Stored records:

[START]

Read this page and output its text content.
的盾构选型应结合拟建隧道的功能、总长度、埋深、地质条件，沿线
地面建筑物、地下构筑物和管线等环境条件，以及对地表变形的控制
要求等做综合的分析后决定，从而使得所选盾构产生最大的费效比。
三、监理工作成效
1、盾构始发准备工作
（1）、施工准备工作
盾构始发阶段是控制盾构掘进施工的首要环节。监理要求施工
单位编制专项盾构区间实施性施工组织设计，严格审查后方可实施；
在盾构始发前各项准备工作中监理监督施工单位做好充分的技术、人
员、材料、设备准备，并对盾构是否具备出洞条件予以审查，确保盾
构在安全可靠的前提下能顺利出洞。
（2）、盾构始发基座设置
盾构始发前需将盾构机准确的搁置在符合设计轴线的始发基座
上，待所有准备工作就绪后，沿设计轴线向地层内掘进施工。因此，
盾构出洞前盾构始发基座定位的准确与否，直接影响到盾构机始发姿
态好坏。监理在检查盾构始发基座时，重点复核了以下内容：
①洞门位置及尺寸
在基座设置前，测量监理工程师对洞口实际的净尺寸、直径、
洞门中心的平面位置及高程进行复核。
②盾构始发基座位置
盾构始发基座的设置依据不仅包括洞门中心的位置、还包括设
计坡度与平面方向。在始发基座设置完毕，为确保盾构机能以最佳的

[END]

Exercise objective
Restate each of the entries above verbatim.

Completed exercise
Read this page and output its text content.
的盾构选型应结合拟建隧道的功能、总长度、埋深、地质条件，沿线
地面建筑物、地下构筑物和管线等环境条件，以及对地表变形的控制
要求等做综合的分析后决定，从而使得所选盾构产生最大的费效比。
三、监理工作成效
1、盾构始发准备工作
（1）、施工准备工作
盾构始发阶段是控制盾构掘进施工的首要环节。监理要求施工
单位编制专项盾构区间实施性施工组织设计，严格审查后方可实施；
在盾构始发前各项准备工作中监理监督施工单位做好充分的技术、人
员、材料、设备准备，并对盾构是否具备出洞条件予以审查，确保盾
构在安全可靠的前提下能顺利出洞。
（2）、盾构始发基座设置
盾构始发前需将盾构机准确的搁置在符合设计轴线的始发基座
上，待所有准备工作就绪后，沿设计轴线向地层内掘进施工。因此，
盾构出洞前盾构始发基座定位的准确与否，直接影响到盾构机始发姿
态好坏。监理在检查盾构始发基座时，重点复核了以下内容：
①洞门位置及尺寸
在基座设置前，测量监理工程师对洞口实际的净尺寸、直径、
洞门中心的平面位置及高程进行复核。
②盾构始发基座位置
盾构始发基座的设置依据不仅包括洞门中心的位置、还包括设
计坡度与平面方向。在始发基座设置完毕，为确保盾构机能以最佳的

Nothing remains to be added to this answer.